**Given request:** Write out the entries below once more, exactly, with the pictures left out.

**Records for this exercise:**
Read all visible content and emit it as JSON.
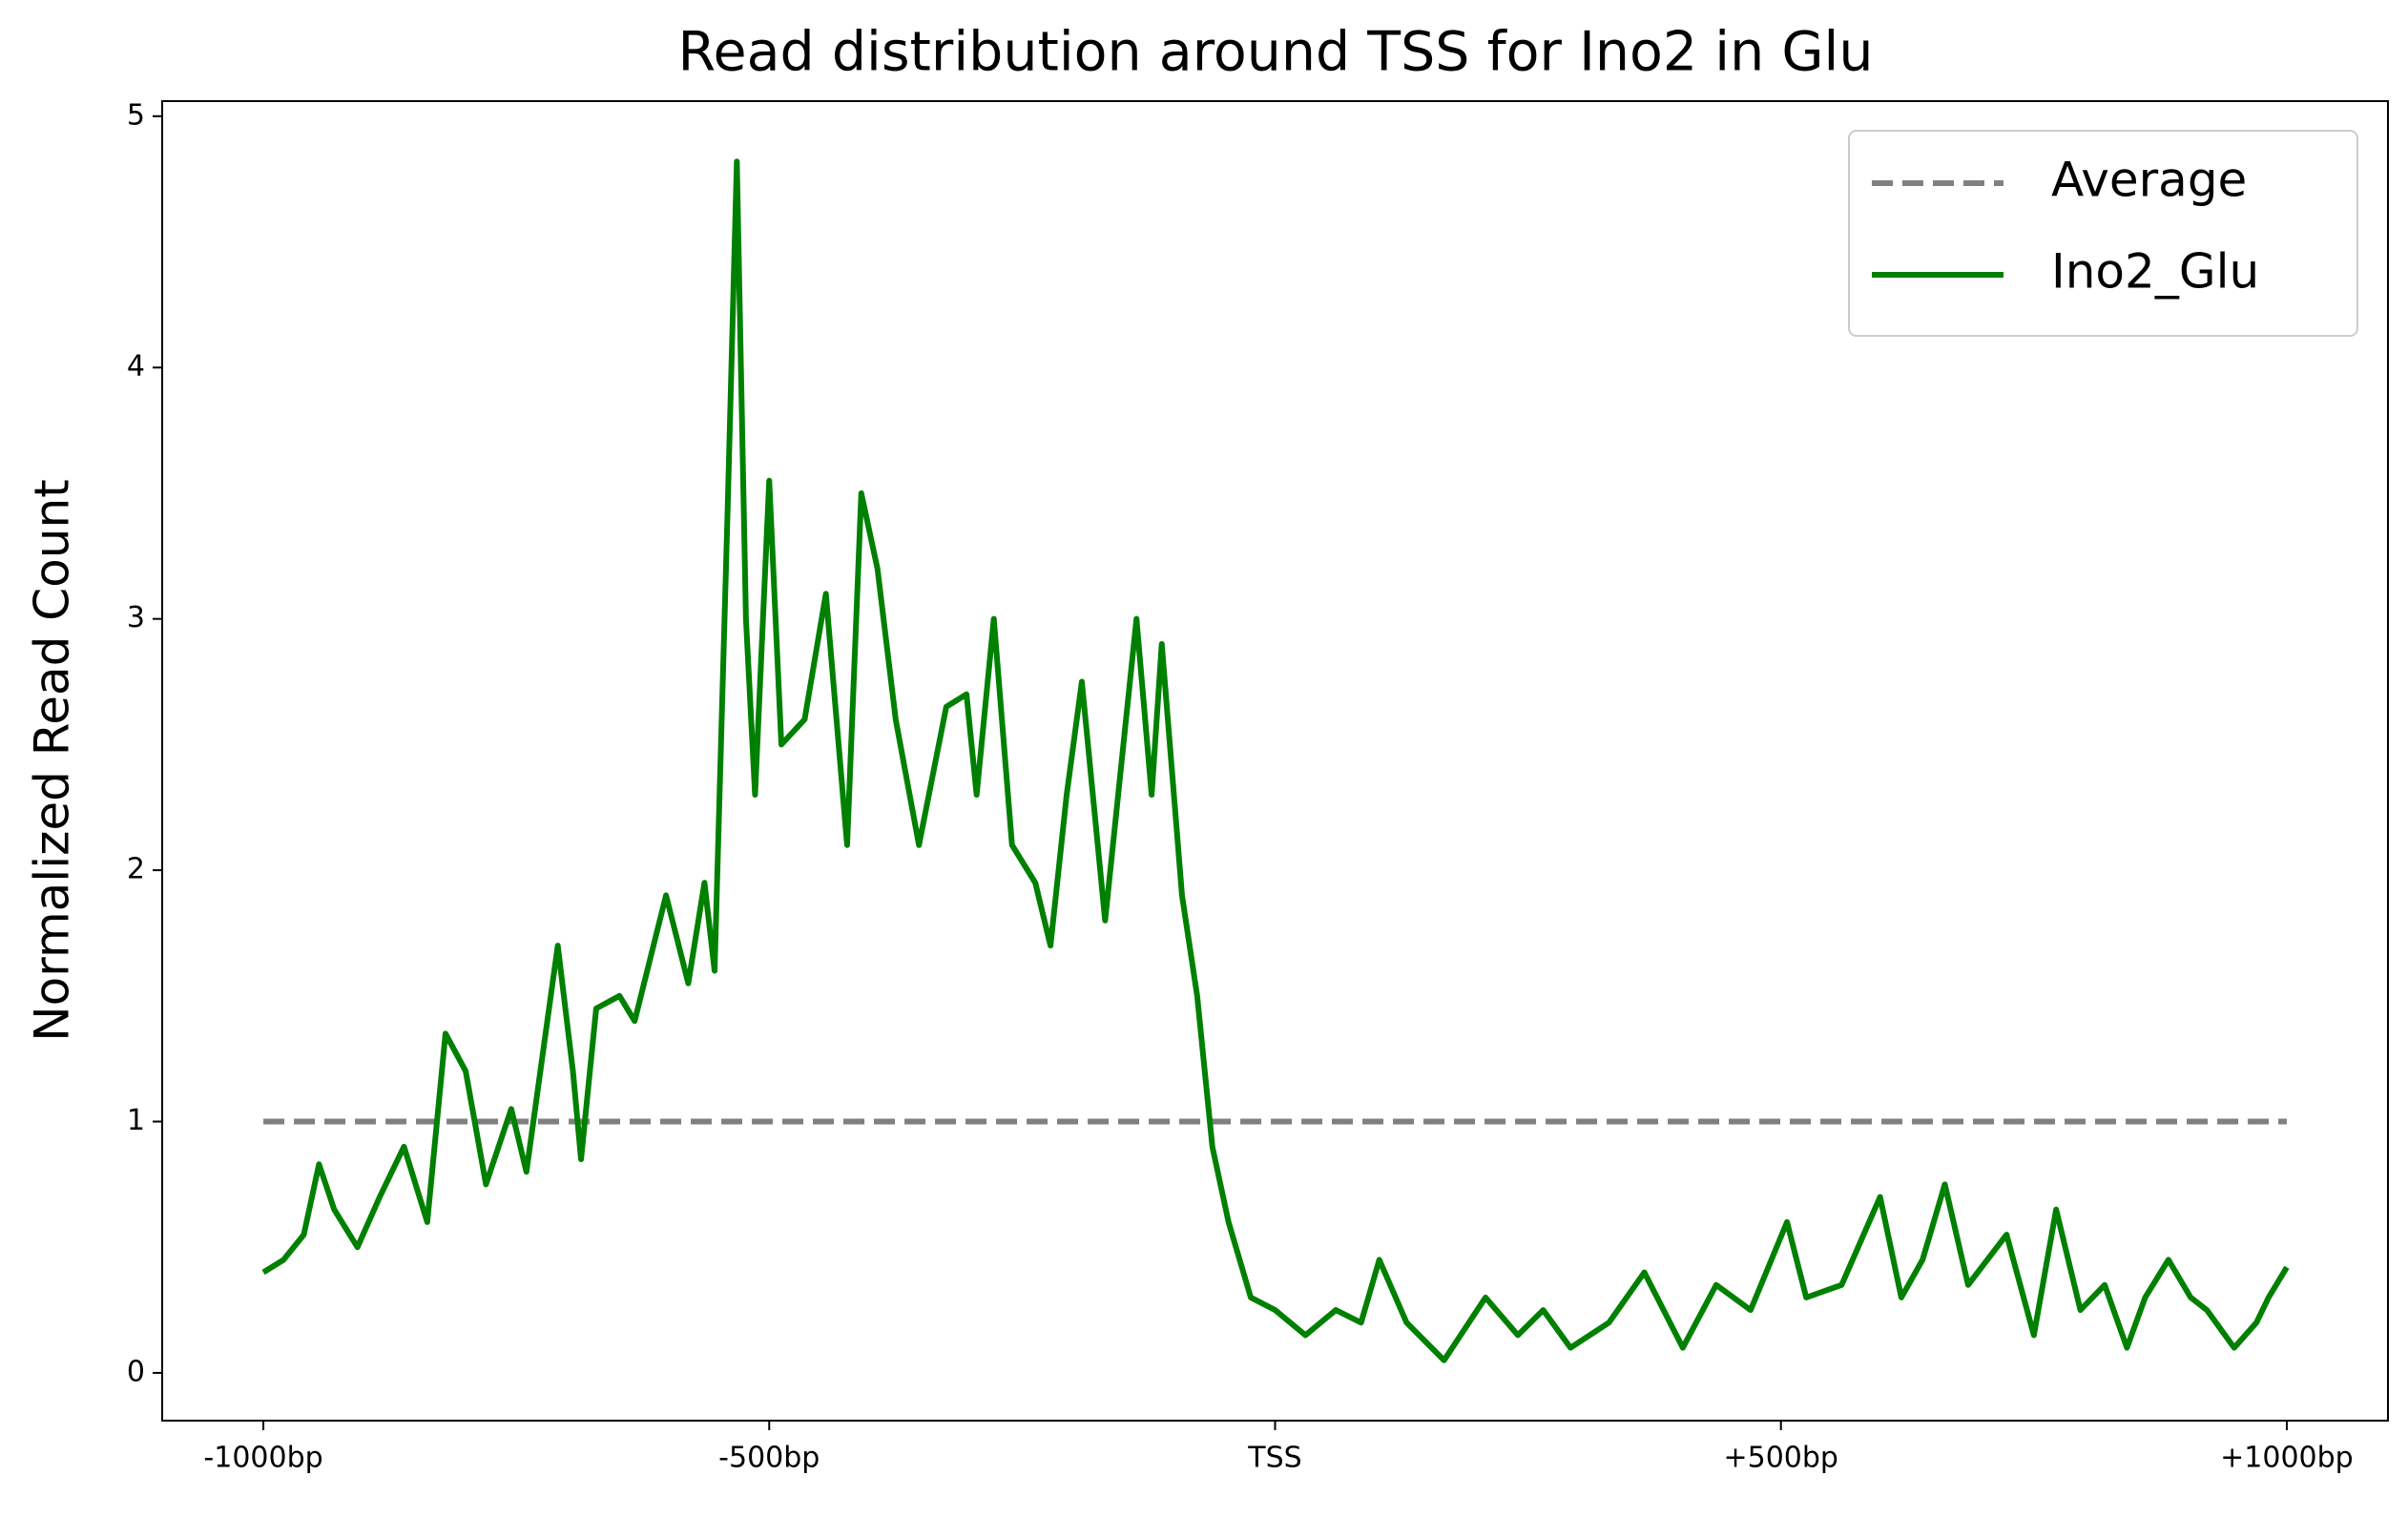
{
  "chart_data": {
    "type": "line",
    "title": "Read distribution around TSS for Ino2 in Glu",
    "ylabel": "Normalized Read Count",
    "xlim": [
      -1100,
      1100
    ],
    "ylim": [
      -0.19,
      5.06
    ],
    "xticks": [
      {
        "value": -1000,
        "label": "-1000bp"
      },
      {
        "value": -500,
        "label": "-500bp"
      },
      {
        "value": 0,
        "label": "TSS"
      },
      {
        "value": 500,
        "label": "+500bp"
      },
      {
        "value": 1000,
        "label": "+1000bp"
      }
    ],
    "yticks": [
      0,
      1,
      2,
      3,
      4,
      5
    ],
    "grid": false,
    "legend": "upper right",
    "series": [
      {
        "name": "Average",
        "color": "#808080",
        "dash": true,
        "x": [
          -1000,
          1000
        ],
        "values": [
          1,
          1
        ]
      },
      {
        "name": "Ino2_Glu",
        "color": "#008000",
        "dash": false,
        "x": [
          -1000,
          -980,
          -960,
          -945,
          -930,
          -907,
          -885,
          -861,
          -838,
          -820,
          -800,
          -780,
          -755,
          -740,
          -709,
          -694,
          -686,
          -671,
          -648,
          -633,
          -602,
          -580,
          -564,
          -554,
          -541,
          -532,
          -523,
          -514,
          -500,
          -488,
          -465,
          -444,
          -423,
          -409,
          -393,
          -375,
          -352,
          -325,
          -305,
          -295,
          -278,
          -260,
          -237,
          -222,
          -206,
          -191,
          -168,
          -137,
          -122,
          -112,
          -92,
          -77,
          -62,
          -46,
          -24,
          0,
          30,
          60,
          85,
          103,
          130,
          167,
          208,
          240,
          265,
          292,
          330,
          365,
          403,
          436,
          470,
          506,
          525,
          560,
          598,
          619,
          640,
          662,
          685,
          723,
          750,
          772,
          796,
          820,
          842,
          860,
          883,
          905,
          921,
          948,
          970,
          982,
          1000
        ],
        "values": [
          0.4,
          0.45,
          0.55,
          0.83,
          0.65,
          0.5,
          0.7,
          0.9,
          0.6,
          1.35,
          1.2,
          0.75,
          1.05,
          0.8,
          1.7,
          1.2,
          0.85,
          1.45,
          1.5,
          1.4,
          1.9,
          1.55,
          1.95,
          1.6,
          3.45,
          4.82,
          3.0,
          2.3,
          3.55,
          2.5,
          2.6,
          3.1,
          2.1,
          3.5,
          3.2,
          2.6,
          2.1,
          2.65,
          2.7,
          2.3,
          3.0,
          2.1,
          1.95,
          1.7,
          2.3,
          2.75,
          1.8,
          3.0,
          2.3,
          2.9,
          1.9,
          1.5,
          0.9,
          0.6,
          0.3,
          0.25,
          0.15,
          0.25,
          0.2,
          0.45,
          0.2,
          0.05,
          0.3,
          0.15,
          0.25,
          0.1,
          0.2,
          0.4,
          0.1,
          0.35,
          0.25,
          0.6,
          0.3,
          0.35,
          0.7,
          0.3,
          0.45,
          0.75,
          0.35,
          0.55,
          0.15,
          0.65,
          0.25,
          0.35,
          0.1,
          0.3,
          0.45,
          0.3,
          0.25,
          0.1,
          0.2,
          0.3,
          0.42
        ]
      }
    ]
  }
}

**Full solution:**
Read all visible content and emit it as JSON.
{
  "chart_data": {
    "type": "line",
    "title": "Read distribution around TSS for Ino2 in Glu",
    "ylabel": "Normalized Read Count",
    "xlim": [
      -1100,
      1100
    ],
    "ylim": [
      -0.19,
      5.06
    ],
    "xticks": [
      {
        "value": -1000,
        "label": "-1000bp"
      },
      {
        "value": -500,
        "label": "-500bp"
      },
      {
        "value": 0,
        "label": "TSS"
      },
      {
        "value": 500,
        "label": "+500bp"
      },
      {
        "value": 1000,
        "label": "+1000bp"
      }
    ],
    "yticks": [
      0,
      1,
      2,
      3,
      4,
      5
    ],
    "grid": false,
    "legend": "upper right",
    "series": [
      {
        "name": "Average",
        "color": "#808080",
        "dash": true,
        "x": [
          -1000,
          1000
        ],
        "values": [
          1,
          1
        ]
      },
      {
        "name": "Ino2_Glu",
        "color": "#008000",
        "dash": false,
        "x": [
          -1000,
          -980,
          -960,
          -945,
          -930,
          -907,
          -885,
          -861,
          -838,
          -820,
          -800,
          -780,
          -755,
          -740,
          -709,
          -694,
          -686,
          -671,
          -648,
          -633,
          -602,
          -580,
          -564,
          -554,
          -541,
          -532,
          -523,
          -514,
          -500,
          -488,
          -465,
          -444,
          -423,
          -409,
          -393,
          -375,
          -352,
          -325,
          -305,
          -295,
          -278,
          -260,
          -237,
          -222,
          -206,
          -191,
          -168,
          -137,
          -122,
          -112,
          -92,
          -77,
          -62,
          -46,
          -24,
          0,
          30,
          60,
          85,
          103,
          130,
          167,
          208,
          240,
          265,
          292,
          330,
          365,
          403,
          436,
          470,
          506,
          525,
          560,
          598,
          619,
          640,
          662,
          685,
          723,
          750,
          772,
          796,
          820,
          842,
          860,
          883,
          905,
          921,
          948,
          970,
          982,
          1000
        ],
        "values": [
          0.4,
          0.45,
          0.55,
          0.83,
          0.65,
          0.5,
          0.7,
          0.9,
          0.6,
          1.35,
          1.2,
          0.75,
          1.05,
          0.8,
          1.7,
          1.2,
          0.85,
          1.45,
          1.5,
          1.4,
          1.9,
          1.55,
          1.95,
          1.6,
          3.45,
          4.82,
          3.0,
          2.3,
          3.55,
          2.5,
          2.6,
          3.1,
          2.1,
          3.5,
          3.2,
          2.6,
          2.1,
          2.65,
          2.7,
          2.3,
          3.0,
          2.1,
          1.95,
          1.7,
          2.3,
          2.75,
          1.8,
          3.0,
          2.3,
          2.9,
          1.9,
          1.5,
          0.9,
          0.6,
          0.3,
          0.25,
          0.15,
          0.25,
          0.2,
          0.45,
          0.2,
          0.05,
          0.3,
          0.15,
          0.25,
          0.1,
          0.2,
          0.4,
          0.1,
          0.35,
          0.25,
          0.6,
          0.3,
          0.35,
          0.7,
          0.3,
          0.45,
          0.75,
          0.35,
          0.55,
          0.15,
          0.65,
          0.25,
          0.35,
          0.1,
          0.3,
          0.45,
          0.3,
          0.25,
          0.1,
          0.2,
          0.3,
          0.42
        ]
      }
    ]
  }
}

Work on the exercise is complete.